[START Material provided]
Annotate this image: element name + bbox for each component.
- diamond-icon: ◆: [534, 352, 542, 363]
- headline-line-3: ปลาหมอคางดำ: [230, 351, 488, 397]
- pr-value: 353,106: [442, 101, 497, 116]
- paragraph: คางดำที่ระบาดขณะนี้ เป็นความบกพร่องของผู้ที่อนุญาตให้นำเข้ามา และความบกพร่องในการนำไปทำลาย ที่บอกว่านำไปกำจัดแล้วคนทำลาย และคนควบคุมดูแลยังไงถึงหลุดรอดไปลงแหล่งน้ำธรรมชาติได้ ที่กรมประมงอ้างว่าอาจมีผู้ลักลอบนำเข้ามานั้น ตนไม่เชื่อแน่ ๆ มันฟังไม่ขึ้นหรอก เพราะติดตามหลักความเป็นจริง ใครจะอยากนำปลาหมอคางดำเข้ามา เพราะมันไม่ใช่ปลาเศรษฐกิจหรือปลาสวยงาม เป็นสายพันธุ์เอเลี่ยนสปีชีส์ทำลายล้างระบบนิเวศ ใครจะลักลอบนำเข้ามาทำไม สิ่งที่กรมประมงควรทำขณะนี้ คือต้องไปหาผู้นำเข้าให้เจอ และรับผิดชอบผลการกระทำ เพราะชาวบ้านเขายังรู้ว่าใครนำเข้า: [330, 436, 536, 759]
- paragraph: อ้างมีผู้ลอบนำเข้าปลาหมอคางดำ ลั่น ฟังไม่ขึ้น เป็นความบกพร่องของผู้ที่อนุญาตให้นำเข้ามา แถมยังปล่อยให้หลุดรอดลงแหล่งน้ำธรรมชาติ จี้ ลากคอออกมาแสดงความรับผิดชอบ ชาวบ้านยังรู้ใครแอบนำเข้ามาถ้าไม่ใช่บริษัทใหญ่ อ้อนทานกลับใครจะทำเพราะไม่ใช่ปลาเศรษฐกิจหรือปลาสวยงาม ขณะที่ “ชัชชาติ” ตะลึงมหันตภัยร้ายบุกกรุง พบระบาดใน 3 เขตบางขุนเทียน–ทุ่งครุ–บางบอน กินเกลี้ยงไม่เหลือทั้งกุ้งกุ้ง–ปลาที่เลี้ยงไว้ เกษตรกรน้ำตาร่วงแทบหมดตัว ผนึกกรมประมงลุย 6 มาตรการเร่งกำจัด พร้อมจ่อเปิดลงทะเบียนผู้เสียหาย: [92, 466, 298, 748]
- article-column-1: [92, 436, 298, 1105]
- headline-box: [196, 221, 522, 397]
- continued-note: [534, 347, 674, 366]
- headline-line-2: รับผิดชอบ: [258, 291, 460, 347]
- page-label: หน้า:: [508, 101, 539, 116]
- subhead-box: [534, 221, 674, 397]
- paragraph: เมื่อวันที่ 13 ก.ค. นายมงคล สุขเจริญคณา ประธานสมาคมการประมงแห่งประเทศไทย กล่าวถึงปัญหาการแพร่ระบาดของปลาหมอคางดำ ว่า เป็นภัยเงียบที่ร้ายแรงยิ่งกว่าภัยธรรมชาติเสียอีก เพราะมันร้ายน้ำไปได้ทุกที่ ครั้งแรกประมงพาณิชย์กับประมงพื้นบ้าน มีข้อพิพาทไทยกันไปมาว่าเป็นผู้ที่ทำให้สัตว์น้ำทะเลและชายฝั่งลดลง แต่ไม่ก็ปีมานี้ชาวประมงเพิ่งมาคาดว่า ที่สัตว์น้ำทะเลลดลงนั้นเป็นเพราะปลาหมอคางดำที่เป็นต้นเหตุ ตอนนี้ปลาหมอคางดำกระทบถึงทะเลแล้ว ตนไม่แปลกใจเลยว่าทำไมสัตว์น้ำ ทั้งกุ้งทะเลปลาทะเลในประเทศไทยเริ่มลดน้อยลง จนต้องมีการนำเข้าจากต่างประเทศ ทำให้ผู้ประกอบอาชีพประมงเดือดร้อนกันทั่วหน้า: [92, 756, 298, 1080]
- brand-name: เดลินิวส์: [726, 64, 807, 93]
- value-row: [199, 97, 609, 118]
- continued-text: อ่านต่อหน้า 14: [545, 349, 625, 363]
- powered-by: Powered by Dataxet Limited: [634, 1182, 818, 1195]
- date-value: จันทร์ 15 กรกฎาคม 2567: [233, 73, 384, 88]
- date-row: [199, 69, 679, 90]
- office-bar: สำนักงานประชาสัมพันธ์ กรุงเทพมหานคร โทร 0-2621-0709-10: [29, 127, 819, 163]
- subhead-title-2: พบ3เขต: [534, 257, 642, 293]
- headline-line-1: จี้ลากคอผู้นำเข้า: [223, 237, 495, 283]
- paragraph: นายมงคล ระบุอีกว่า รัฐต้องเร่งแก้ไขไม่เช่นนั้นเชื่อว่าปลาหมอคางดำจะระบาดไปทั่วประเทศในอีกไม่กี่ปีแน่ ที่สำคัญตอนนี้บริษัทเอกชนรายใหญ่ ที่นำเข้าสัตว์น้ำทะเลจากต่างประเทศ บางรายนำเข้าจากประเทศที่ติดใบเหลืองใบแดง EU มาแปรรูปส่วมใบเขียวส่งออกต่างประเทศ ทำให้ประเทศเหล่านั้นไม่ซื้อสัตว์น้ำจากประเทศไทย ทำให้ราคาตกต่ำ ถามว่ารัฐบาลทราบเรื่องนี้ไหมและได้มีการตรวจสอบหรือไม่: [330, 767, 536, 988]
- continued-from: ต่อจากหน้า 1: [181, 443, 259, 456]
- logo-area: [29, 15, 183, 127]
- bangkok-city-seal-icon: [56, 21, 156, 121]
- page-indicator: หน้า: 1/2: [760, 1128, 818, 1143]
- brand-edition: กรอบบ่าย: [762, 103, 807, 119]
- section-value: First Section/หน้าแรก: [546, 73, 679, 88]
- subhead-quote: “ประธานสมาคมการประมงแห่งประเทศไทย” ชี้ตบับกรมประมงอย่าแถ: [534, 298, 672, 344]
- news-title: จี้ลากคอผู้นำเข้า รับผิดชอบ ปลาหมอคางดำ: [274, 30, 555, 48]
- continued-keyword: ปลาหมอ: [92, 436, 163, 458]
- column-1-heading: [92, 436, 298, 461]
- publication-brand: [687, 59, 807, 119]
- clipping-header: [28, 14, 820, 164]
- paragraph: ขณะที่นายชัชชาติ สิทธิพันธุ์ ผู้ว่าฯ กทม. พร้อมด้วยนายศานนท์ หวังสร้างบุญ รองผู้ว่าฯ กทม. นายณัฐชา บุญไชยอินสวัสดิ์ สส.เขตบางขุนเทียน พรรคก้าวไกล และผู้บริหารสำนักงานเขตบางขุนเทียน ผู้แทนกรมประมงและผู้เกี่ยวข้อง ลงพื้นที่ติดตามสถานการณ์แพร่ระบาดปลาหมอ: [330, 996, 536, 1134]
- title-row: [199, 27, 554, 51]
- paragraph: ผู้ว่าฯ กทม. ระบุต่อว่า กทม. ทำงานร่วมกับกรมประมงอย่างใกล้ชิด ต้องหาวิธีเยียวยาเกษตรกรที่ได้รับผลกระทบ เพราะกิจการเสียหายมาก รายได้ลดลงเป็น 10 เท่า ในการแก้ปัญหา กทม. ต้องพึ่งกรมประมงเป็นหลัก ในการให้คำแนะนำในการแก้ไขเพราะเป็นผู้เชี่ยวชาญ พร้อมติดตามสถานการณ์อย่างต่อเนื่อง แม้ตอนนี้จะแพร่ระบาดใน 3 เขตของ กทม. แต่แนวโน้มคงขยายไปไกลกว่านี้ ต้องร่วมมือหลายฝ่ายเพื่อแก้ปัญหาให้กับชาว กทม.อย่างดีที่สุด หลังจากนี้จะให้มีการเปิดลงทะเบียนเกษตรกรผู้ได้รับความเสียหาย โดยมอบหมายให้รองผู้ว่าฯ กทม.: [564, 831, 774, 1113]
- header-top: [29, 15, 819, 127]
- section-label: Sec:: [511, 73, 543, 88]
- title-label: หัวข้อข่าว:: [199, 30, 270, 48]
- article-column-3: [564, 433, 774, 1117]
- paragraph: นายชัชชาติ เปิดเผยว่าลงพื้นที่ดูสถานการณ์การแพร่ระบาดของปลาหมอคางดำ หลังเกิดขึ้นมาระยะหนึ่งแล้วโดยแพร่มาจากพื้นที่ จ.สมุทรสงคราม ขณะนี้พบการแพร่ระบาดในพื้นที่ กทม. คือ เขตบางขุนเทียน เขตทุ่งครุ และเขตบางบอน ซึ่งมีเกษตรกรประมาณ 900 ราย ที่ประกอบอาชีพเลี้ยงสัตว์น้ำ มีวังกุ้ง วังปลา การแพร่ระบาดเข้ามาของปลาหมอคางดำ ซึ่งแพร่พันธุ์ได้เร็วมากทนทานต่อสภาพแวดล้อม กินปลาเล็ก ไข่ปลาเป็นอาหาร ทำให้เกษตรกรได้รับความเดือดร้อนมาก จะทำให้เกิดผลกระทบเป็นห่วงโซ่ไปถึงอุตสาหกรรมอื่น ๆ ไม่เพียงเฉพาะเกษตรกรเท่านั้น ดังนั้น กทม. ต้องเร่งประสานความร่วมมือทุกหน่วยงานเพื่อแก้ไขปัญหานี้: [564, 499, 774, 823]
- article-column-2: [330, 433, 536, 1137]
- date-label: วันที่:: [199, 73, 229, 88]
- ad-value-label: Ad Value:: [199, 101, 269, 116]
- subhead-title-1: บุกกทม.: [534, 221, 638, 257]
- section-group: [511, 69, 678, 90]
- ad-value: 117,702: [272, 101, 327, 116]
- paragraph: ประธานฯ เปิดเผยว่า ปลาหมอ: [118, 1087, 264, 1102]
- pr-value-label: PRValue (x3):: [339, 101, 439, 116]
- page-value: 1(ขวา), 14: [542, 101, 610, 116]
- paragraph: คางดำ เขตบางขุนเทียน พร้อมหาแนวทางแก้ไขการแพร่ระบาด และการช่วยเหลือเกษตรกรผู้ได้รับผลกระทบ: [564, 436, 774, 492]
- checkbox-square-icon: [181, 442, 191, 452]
[END Material provided]
* **Required task**
Please reproduce the stretch of the listing from its first line through the line containing "- pr-value: 353,106: [442, 101, 497, 116]", character for character and with both ends included.

* **Task answer**
Annotate this image: element name + bbox for each component.
- diamond-icon: ◆: [534, 352, 542, 363]
- headline-line-3: ปลาหมอคางดำ: [230, 351, 488, 397]
- pr-value: 353,106: [442, 101, 497, 116]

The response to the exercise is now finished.